# What is expected
Check every line in the records below for the word "higher" and report how many have it, nothing more.

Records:

start

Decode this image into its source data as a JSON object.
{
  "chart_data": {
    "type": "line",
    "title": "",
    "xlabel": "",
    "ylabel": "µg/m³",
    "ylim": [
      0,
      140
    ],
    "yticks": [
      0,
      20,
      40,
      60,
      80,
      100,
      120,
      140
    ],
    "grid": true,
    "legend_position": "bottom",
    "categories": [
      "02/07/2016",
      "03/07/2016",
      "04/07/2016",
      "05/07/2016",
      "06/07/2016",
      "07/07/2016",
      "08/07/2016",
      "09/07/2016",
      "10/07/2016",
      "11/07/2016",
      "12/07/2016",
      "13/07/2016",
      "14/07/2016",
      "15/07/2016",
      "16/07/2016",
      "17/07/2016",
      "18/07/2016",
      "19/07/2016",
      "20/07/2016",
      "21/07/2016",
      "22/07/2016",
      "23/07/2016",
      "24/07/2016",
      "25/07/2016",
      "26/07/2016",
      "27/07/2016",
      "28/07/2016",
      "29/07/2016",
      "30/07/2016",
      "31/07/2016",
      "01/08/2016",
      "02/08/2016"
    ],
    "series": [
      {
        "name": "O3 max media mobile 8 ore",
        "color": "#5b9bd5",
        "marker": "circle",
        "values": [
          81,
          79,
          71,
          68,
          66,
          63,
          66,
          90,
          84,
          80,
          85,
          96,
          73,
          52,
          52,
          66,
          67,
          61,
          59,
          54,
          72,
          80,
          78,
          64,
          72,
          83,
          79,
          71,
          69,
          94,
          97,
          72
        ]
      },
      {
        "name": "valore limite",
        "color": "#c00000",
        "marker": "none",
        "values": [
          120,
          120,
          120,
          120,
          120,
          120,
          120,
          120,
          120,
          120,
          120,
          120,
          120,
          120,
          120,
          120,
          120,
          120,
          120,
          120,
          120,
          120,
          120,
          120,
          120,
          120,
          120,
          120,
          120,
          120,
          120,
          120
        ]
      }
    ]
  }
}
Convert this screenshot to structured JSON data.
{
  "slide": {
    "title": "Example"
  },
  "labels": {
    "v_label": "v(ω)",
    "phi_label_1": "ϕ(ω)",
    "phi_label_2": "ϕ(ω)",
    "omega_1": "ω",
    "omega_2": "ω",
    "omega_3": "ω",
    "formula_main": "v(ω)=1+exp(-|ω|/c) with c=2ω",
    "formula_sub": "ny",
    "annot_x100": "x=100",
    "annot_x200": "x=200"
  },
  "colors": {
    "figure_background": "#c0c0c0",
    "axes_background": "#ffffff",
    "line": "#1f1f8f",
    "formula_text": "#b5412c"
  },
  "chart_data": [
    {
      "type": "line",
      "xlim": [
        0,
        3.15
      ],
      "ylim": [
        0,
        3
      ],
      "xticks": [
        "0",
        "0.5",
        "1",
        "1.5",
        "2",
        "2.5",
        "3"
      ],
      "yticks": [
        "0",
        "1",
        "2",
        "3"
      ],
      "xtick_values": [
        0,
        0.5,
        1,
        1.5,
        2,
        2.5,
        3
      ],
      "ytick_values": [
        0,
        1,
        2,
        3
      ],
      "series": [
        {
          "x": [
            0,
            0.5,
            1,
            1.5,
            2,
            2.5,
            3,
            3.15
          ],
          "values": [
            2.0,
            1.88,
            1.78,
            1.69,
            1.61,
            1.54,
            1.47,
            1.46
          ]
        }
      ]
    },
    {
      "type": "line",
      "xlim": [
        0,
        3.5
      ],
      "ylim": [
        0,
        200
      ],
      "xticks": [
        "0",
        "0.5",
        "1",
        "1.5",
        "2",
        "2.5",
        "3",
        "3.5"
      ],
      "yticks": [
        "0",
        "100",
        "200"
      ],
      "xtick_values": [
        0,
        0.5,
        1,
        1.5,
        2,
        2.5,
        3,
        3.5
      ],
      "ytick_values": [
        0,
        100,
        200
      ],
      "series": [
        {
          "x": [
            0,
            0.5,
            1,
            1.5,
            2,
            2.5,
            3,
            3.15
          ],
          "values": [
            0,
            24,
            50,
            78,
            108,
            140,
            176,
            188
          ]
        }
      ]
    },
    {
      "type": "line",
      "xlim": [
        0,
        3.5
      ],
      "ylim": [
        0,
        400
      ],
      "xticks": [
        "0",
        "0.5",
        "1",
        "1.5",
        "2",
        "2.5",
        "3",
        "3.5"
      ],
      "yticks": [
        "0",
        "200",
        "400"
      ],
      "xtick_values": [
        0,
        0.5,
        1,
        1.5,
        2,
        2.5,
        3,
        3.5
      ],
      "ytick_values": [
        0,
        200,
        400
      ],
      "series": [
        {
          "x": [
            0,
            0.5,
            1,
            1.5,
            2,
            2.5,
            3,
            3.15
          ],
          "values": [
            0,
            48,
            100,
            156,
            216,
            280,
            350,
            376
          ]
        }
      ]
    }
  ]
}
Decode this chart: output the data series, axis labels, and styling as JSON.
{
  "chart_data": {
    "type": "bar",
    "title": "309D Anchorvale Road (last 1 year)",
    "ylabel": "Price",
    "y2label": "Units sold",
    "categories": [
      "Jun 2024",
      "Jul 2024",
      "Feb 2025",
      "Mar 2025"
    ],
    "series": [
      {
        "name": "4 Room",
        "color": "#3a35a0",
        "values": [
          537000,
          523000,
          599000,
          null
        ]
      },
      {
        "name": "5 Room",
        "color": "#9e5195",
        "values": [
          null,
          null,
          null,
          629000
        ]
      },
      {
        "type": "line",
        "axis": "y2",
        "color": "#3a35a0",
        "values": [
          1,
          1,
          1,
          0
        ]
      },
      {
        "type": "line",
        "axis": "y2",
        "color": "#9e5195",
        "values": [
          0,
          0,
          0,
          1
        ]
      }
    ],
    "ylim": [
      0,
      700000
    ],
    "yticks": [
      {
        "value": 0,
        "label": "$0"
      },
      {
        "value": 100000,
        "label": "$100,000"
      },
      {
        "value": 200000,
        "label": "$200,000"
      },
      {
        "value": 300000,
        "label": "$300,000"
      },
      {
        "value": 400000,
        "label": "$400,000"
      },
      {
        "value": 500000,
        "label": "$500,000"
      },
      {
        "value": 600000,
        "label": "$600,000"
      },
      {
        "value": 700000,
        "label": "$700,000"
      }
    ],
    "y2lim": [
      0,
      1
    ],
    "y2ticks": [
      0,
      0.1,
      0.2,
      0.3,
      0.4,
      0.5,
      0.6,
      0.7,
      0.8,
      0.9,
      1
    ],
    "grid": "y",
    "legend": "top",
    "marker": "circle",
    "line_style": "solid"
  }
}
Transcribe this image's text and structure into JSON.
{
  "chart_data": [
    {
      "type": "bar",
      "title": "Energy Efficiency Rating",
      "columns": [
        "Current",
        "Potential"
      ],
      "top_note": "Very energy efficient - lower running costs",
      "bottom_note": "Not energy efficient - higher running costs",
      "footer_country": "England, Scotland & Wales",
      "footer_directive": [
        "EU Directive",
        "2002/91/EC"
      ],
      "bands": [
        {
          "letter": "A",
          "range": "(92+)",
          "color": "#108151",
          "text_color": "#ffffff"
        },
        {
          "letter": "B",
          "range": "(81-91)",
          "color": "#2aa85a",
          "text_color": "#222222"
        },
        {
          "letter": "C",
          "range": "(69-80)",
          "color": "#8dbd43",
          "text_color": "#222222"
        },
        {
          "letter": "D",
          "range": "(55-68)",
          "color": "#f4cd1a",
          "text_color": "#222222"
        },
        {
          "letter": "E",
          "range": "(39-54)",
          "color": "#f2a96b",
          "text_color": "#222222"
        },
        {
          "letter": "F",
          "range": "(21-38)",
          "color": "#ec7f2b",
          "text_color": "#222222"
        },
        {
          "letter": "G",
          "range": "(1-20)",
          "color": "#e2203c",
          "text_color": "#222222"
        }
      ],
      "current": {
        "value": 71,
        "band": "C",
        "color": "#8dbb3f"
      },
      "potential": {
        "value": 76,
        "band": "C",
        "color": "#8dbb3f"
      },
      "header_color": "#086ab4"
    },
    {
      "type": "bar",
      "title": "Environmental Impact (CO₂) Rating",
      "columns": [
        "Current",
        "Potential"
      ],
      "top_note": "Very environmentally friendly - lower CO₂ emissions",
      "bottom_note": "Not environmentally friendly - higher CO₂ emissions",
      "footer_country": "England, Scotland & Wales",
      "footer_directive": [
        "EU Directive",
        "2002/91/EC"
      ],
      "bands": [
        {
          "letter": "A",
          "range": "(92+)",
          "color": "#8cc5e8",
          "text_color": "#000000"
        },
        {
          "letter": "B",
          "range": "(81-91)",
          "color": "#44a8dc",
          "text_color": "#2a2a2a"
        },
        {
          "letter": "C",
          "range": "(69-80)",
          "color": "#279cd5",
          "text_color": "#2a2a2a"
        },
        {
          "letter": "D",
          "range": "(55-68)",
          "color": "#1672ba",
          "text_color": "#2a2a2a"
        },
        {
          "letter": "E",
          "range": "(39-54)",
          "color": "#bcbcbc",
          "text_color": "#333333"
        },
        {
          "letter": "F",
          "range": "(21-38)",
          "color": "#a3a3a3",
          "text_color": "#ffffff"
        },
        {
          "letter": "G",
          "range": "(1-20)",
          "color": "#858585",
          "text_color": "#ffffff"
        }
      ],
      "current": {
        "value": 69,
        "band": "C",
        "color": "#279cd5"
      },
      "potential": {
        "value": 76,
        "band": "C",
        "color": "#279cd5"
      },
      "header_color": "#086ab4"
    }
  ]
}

end

# Solved problem
2